__DIRECTIONS__: Look through the lines and report how many include the word "name", giving nothing but the number.

(Figure record extracts)
_____
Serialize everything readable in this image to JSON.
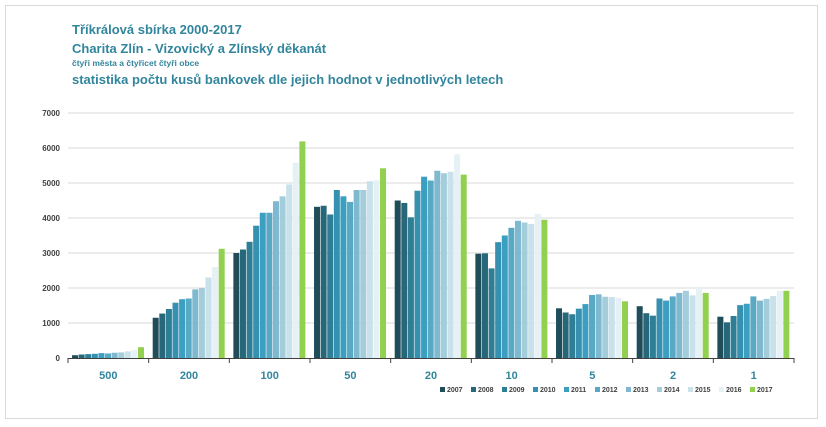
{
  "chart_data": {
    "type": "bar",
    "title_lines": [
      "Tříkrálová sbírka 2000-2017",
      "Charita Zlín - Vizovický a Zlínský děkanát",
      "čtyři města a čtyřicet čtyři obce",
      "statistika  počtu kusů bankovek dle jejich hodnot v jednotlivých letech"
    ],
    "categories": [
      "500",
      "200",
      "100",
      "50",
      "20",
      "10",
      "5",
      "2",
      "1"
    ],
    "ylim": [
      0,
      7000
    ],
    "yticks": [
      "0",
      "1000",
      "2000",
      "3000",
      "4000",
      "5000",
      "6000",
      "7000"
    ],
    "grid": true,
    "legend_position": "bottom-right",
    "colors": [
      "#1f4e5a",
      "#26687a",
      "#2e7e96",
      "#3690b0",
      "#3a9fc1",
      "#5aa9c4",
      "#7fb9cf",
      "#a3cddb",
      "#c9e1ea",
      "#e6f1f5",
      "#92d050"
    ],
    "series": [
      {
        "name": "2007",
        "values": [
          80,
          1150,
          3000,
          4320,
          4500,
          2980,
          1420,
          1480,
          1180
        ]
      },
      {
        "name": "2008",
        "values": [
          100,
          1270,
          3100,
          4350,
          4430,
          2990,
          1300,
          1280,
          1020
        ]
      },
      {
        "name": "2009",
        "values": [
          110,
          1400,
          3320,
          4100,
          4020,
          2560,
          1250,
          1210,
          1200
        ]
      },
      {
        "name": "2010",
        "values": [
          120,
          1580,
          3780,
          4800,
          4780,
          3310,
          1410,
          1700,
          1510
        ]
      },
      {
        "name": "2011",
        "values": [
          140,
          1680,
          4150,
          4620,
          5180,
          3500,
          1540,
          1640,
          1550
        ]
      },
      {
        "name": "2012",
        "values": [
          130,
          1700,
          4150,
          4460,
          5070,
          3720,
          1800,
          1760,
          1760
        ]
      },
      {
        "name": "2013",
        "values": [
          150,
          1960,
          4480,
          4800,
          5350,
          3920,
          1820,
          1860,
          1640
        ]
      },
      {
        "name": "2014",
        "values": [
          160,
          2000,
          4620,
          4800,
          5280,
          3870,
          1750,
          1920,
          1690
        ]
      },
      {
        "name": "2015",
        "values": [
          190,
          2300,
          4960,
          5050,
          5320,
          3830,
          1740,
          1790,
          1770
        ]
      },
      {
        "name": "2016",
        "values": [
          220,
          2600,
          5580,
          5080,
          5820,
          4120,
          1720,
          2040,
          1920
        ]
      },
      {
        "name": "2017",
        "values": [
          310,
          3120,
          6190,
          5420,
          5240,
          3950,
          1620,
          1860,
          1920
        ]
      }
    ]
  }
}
_____
__REPLY TO THE EXERCISE__: 11